• **STATED EXERCISE**
The data below is to be returned in full and exactly.
===============
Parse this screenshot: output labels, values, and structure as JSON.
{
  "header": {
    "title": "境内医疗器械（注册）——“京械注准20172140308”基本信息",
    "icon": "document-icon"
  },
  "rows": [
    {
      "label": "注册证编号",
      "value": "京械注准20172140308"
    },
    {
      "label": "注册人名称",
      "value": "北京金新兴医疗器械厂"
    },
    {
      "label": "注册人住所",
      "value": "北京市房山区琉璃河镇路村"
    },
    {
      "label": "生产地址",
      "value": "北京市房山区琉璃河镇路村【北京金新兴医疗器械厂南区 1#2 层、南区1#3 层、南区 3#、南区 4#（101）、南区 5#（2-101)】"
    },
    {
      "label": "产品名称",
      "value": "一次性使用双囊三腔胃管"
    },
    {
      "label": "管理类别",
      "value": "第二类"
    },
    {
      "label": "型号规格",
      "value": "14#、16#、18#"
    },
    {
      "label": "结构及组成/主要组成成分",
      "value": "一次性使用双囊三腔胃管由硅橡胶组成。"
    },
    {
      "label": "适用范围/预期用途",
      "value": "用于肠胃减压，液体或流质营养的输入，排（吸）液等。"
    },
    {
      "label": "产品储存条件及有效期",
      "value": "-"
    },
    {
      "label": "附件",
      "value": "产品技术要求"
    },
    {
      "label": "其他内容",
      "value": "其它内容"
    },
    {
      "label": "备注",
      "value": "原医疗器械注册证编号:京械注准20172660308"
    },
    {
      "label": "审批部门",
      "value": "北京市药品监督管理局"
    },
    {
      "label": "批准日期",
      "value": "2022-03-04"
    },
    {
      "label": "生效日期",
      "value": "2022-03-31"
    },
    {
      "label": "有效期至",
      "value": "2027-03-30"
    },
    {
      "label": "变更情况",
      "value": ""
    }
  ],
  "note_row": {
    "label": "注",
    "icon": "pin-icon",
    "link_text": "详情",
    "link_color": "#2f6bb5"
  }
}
===============
• **TASK RESPONSE**
Parse this screenshot: output labels, values, and structure as JSON.
{
  "header": {
    "title": "境内医疗器械（注册）——“京械注准20172140308”基本信息",
    "icon": "document-icon"
  },
  "rows": [
    {
      "label": "注册证编号",
      "value": "京械注准20172140308"
    },
    {
      "label": "注册人名称",
      "value": "北京金新兴医疗器械厂"
    },
    {
      "label": "注册人住所",
      "value": "北京市房山区琉璃河镇路村"
    },
    {
      "label": "生产地址",
      "value": "北京市房山区琉璃河镇路村【北京金新兴医疗器械厂南区 1#2 层、南区1#3 层、南区 3#、南区 4#（101）、南区 5#（2-101)】"
    },
    {
      "label": "产品名称",
      "value": "一次性使用双囊三腔胃管"
    },
    {
      "label": "管理类别",
      "value": "第二类"
    },
    {
      "label": "型号规格",
      "value": "14#、16#、18#"
    },
    {
      "label": "结构及组成/主要组成成分",
      "value": "一次性使用双囊三腔胃管由硅橡胶组成。"
    },
    {
      "label": "适用范围/预期用途",
      "value": "用于肠胃减压，液体或流质营养的输入，排（吸）液等。"
    },
    {
      "label": "产品储存条件及有效期",
      "value": "-"
    },
    {
      "label": "附件",
      "value": "产品技术要求"
    },
    {
      "label": "其他内容",
      "value": "其它内容"
    },
    {
      "label": "备注",
      "value": "原医疗器械注册证编号:京械注准20172660308"
    },
    {
      "label": "审批部门",
      "value": "北京市药品监督管理局"
    },
    {
      "label": "批准日期",
      "value": "2022-03-04"
    },
    {
      "label": "生效日期",
      "value": "2022-03-31"
    },
    {
      "label": "有效期至",
      "value": "2027-03-30"
    },
    {
      "label": "变更情况",
      "value": ""
    }
  ],
  "note_row": {
    "label": "注",
    "icon": "pin-icon",
    "link_text": "详情",
    "link_color": "#2f6bb5"
  }
}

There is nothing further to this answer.